> **Task instructions**
Pick out every line holding the string "with" and copy it.

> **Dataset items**

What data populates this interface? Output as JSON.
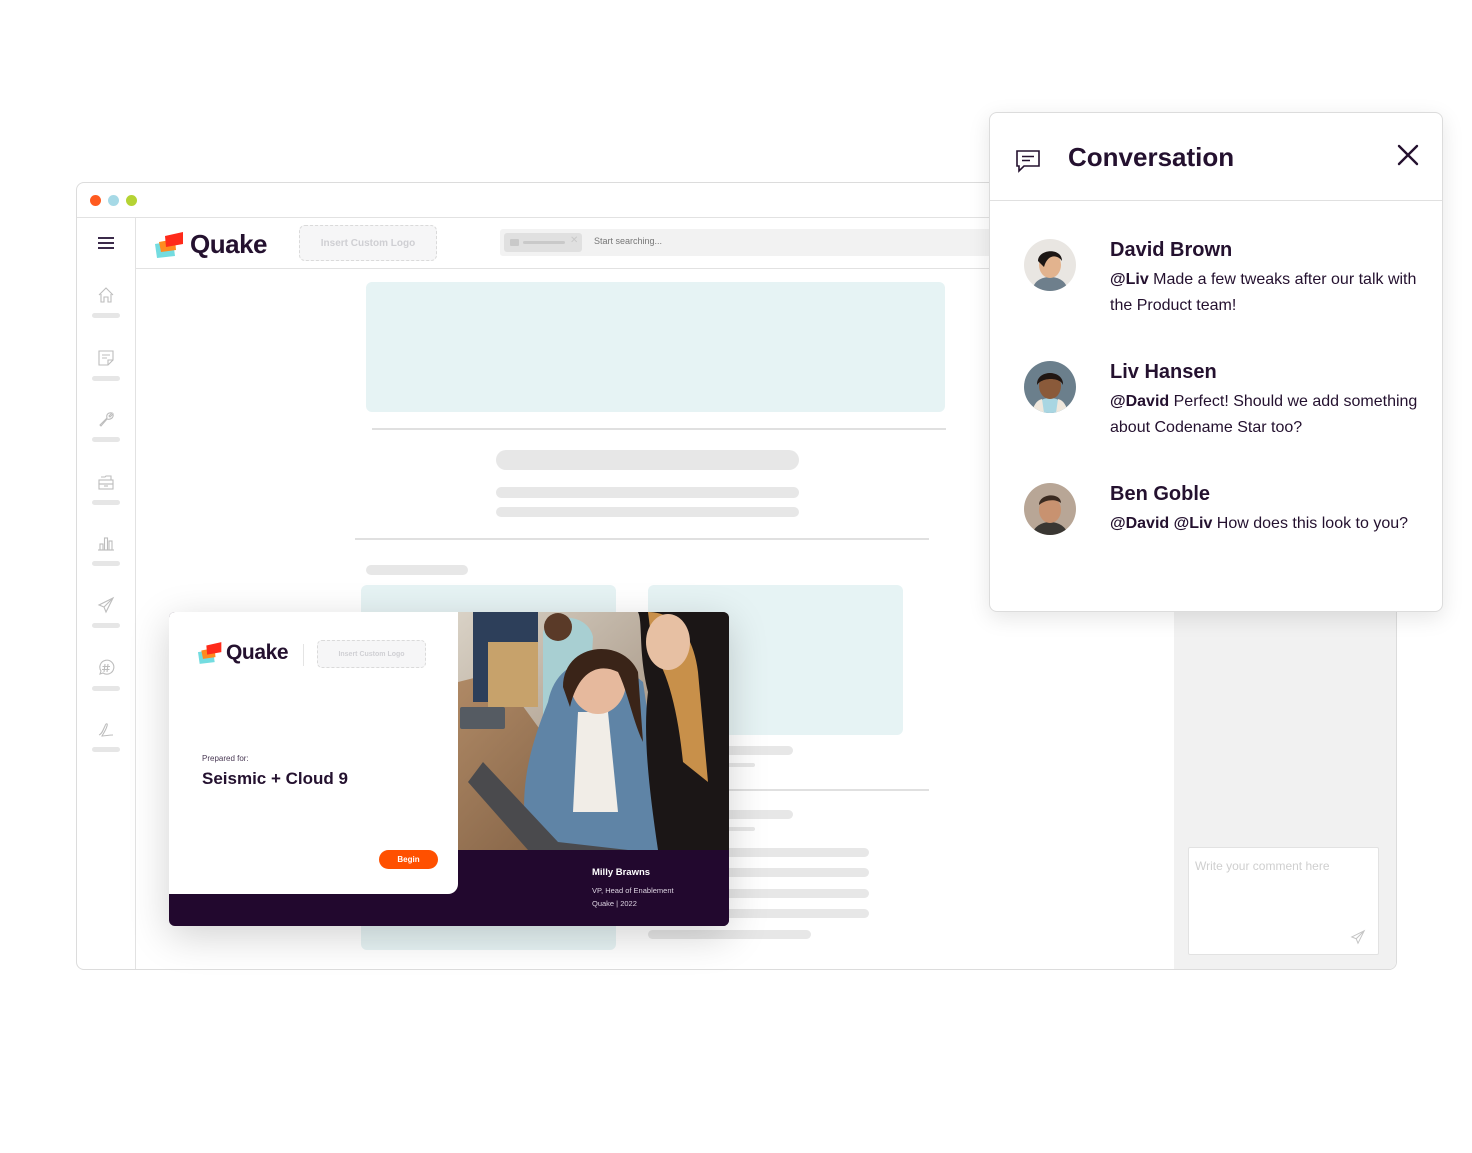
{
  "window": {
    "traffic_lights": [
      "close",
      "minimize",
      "maximize"
    ],
    "colors": {
      "close": "#ff5a1f",
      "minimize": "#a6d9e6",
      "maximize": "#b5d334"
    }
  },
  "header": {
    "brand": "Quake",
    "custom_logo_placeholder": "Insert Custom Logo",
    "search_placeholder": "Start searching..."
  },
  "sidebar": {
    "items": [
      {
        "icon": "home-icon"
      },
      {
        "icon": "note-icon"
      },
      {
        "icon": "wrench-icon"
      },
      {
        "icon": "archive-icon"
      },
      {
        "icon": "bar-chart-icon"
      },
      {
        "icon": "send-icon"
      },
      {
        "icon": "hashtag-chat-icon"
      },
      {
        "icon": "signature-icon"
      }
    ]
  },
  "deck": {
    "brand": "Quake",
    "custom_logo_placeholder": "Insert Custom Logo",
    "prepared_for_label": "Prepared for:",
    "client": "Seismic + Cloud 9",
    "begin_label": "Begin",
    "presenter_name": "Milly Brawns",
    "presenter_title": "VP, Head of Enablement",
    "presenter_company_year": "Quake | 2022"
  },
  "conversation": {
    "title": "Conversation",
    "messages": [
      {
        "author": "David Brown",
        "mentions": "@Liv",
        "body": "Made a few tweaks after our talk with the Product team!"
      },
      {
        "author": "Liv Hansen",
        "mentions": "@David",
        "body": "Perfect! Should we add something about Codename Star too?"
      },
      {
        "author": "Ben Goble",
        "mentions": "@David @Liv",
        "body": "How does this look to you?"
      }
    ],
    "comment_placeholder": "Write your comment here"
  },
  "colors": {
    "brand_dark": "#24112f",
    "accent_orange": "#ff5000",
    "skeleton_teal": "#e6f3f4",
    "skeleton_gray": "#e7e7e7"
  }
}
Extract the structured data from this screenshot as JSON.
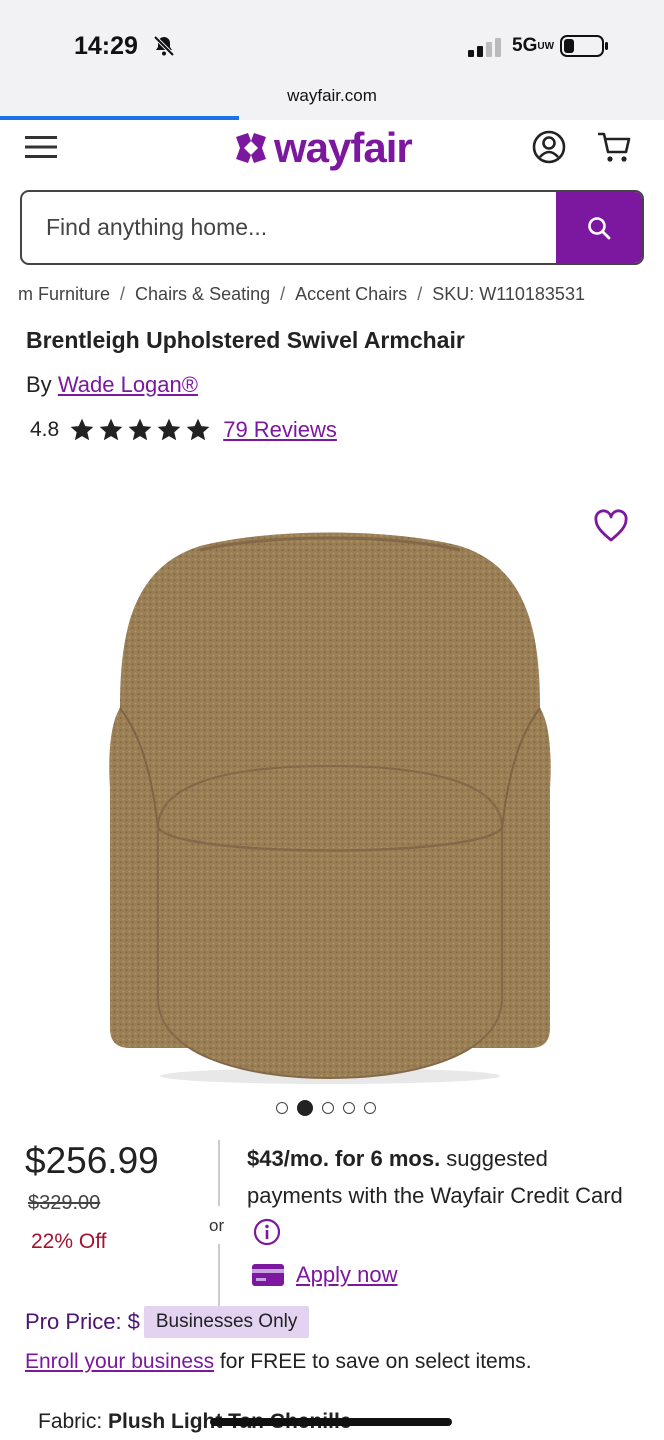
{
  "status_bar": {
    "time": "14:29",
    "network": "5G",
    "network_suffix": "UW"
  },
  "browser": {
    "url": "wayfair.com",
    "load_progress": 0.36
  },
  "header": {
    "logo": "wayfair"
  },
  "search": {
    "placeholder": "Find anything home..."
  },
  "breadcrumb": {
    "items": [
      "m Furniture",
      "Chairs & Seating",
      "Accent Chairs",
      "SKU: W110183531"
    ],
    "separator": "/"
  },
  "product": {
    "title": "Brentleigh Upholstered Swivel Armchair",
    "by_label": "By",
    "brand": "Wade Logan®",
    "rating": "4.8",
    "rating_stars": 5,
    "reviews": "79 Reviews"
  },
  "carousel": {
    "count": 5,
    "active_index": 1
  },
  "pricing": {
    "price": "$256.99",
    "old_price": "$329.00",
    "discount": "22% Off",
    "or_label": "or",
    "financing_bold": "$43/mo. for 6 mos.",
    "financing_text": " suggested payments with the Wayfair Credit Card",
    "apply_link": "Apply now"
  },
  "pro": {
    "label": "Pro Price:",
    "dollar": "$",
    "badge": "Businesses Only",
    "enroll_link": "Enroll your business",
    "enroll_text": " for FREE to save on select items."
  },
  "fabric": {
    "label": "Fabric:",
    "value": "Plush Light Tan Chenille"
  },
  "colors": {
    "brand": "#7b189f",
    "discount": "#a3122f",
    "badge_bg": "#e3d3f1",
    "fabric": "#9a7f55"
  }
}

> **The completed task**
        "body": "Made a few tweaks after our talk with the Product team!"
    "financing_text": " suggested payments with the Wayfair Credit Card",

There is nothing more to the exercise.